§ The request
Rewrite the entries from the first line up to and including the line containing "- total-label: Tổng:: [1588, 876, 1632, 897]" as a Markdown table with the columns Row and Entry, numbering each row and leaving out blank lines.

(Extracted records)
Begin

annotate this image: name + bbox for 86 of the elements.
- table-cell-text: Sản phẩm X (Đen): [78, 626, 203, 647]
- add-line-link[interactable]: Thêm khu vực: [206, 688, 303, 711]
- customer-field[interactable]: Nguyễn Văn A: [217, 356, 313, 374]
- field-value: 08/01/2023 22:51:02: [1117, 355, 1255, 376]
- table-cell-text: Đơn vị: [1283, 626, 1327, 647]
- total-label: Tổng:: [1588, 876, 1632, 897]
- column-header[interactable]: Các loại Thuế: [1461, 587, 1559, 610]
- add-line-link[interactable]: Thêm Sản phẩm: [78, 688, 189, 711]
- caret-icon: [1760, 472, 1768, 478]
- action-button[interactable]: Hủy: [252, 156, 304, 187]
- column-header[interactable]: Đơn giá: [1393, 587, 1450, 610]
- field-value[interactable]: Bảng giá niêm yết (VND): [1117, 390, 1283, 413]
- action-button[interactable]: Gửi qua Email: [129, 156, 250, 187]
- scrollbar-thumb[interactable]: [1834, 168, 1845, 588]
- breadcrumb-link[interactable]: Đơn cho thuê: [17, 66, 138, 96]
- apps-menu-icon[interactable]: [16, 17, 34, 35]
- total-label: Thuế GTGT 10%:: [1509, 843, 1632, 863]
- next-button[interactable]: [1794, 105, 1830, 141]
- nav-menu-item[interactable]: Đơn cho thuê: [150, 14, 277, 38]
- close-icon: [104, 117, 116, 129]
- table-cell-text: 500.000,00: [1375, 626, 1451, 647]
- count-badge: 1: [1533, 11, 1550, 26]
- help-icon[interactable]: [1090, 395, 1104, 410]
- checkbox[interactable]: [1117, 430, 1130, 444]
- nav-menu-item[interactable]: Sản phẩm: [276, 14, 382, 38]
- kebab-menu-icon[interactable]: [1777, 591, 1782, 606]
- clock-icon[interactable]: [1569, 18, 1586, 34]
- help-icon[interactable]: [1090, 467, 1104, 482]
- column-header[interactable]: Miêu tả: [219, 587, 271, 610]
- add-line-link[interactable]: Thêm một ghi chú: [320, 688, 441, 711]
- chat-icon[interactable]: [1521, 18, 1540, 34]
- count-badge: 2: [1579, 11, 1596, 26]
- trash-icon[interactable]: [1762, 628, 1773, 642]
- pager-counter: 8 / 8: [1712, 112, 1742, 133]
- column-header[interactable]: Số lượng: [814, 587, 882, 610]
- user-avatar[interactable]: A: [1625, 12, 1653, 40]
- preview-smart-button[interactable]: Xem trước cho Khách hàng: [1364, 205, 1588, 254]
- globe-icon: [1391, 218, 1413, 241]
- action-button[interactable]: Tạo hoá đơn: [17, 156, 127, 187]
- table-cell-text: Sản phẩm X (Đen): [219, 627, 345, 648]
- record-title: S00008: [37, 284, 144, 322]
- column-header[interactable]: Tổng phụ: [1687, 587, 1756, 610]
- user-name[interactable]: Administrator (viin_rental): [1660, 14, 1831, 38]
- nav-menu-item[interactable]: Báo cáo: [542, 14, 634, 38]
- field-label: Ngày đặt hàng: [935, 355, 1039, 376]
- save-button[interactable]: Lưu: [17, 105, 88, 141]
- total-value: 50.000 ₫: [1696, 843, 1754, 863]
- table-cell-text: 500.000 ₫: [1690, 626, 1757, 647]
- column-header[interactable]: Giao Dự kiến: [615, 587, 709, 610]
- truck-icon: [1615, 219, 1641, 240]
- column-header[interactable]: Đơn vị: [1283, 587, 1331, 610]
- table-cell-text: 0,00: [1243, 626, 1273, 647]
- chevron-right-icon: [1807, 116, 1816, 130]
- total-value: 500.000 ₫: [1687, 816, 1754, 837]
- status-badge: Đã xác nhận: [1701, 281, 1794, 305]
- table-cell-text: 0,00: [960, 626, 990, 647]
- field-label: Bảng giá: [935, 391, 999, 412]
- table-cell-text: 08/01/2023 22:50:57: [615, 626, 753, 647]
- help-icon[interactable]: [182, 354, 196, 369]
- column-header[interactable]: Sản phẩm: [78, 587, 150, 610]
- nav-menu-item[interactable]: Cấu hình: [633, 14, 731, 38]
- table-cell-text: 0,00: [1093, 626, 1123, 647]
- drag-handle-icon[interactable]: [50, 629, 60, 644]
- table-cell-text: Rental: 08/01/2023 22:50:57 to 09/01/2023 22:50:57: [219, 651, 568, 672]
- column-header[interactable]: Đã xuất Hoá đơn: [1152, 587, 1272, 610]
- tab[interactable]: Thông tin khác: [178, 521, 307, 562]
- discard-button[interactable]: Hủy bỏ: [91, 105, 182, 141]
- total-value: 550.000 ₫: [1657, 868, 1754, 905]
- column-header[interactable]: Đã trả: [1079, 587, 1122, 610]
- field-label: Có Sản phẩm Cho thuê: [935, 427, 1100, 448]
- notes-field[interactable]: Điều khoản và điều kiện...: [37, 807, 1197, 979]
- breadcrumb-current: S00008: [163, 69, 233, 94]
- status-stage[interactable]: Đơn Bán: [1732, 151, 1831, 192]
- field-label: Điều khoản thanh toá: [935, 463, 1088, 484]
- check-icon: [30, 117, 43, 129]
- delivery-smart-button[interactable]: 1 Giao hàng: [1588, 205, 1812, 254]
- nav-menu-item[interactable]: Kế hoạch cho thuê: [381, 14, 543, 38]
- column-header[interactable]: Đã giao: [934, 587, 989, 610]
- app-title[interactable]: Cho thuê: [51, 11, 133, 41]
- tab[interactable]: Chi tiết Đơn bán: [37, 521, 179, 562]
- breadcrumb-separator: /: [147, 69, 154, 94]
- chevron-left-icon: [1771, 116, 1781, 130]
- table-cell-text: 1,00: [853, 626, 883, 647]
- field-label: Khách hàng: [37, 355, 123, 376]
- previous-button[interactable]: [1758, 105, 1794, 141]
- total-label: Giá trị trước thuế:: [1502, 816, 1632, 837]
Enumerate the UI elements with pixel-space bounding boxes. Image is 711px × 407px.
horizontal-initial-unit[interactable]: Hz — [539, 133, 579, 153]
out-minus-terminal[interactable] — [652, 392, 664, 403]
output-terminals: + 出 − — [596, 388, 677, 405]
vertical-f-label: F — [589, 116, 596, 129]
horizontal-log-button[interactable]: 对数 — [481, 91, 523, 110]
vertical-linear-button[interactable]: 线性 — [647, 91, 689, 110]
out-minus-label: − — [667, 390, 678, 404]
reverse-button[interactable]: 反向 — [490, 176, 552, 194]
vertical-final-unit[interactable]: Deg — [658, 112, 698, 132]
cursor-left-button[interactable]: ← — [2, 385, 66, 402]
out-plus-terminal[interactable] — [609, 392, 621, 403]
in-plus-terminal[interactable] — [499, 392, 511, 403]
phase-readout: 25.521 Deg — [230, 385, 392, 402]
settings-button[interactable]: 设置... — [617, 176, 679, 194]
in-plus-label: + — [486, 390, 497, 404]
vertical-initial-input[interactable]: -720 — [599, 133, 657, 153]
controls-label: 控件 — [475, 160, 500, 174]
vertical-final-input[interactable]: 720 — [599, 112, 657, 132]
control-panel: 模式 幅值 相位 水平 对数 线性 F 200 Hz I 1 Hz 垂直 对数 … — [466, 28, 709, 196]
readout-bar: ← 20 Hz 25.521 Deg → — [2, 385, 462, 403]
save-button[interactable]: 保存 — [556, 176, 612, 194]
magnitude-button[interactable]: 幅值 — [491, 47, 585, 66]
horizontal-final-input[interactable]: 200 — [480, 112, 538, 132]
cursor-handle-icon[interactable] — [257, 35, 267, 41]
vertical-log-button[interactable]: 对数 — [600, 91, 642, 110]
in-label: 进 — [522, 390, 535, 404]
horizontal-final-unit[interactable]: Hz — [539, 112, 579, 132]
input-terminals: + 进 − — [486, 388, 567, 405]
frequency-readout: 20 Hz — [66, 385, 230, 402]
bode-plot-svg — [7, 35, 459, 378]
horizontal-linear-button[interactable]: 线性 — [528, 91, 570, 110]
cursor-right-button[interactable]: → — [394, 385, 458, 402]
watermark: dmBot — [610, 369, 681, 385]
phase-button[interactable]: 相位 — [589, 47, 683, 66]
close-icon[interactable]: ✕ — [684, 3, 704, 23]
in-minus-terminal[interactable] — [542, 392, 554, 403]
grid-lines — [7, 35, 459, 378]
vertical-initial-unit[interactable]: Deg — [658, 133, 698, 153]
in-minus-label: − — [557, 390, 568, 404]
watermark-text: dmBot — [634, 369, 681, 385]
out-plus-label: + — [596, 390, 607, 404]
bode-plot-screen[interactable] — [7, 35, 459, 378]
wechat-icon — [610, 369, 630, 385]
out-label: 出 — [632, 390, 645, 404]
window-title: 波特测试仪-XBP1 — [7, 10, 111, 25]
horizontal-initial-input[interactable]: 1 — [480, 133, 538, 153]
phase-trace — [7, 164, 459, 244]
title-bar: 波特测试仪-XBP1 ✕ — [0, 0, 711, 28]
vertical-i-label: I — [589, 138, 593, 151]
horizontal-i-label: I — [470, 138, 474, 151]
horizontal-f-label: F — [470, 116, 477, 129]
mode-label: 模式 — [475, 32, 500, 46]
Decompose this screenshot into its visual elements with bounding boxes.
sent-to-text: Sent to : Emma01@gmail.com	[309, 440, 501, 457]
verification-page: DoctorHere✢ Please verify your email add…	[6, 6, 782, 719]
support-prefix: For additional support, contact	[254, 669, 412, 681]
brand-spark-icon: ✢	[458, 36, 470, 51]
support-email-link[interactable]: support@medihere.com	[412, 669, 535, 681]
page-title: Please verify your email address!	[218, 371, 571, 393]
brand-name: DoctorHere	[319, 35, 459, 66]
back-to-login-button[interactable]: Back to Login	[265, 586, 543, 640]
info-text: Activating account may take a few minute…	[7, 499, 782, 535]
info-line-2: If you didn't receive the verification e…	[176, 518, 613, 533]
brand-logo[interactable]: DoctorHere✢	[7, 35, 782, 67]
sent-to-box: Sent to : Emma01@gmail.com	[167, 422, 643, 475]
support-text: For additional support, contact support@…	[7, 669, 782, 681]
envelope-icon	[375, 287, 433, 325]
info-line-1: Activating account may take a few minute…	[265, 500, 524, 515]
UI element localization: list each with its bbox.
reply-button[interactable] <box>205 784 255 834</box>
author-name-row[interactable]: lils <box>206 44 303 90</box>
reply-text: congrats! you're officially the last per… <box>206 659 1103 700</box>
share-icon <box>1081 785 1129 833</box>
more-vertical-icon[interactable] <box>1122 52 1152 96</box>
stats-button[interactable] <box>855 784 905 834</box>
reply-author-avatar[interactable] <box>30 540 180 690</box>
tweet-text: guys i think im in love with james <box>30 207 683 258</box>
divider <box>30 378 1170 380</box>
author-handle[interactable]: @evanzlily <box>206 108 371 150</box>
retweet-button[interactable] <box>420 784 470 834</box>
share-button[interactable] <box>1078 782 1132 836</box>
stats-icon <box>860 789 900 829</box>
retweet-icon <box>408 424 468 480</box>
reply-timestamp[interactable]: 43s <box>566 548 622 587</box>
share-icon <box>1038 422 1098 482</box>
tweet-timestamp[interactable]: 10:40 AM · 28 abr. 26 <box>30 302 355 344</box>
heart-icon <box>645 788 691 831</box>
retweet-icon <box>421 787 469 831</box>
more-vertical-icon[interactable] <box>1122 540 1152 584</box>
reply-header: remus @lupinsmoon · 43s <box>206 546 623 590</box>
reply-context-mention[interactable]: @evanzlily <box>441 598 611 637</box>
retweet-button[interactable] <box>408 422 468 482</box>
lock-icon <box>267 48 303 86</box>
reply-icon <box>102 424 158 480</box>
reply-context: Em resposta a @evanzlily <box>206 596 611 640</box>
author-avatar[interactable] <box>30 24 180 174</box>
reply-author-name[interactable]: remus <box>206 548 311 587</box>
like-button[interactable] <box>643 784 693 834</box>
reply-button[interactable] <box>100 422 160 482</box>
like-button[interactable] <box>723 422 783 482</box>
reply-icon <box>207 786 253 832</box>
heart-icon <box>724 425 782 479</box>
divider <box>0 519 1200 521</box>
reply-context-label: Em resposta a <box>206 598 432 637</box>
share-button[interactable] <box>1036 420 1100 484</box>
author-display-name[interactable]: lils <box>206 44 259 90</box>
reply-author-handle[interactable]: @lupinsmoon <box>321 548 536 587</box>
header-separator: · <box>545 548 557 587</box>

End

§ Result of the task
| Row | Entry |
|---|---|
| 1 | annotate this image: name + bbox for 86 of the elements. |
| 2 | - table-cell-text: Sản phẩm X (Đen): [78, 626, 203, 647] |
| 3 | - add-line-link[interactable]: Thêm khu vực: [206, 688, 303, 711] |
| 4 | - customer-field[interactable]: Nguyễn Văn A: [217, 356, 313, 374] |
| 5 | - field-value: 08/01/2023 22:51:02: [1117, 355, 1255, 376] |
| 6 | - table-cell-text: Đơn vị: [1283, 626, 1327, 647] |
| 7 | - total-label: Tổng:: [1588, 876, 1632, 897] |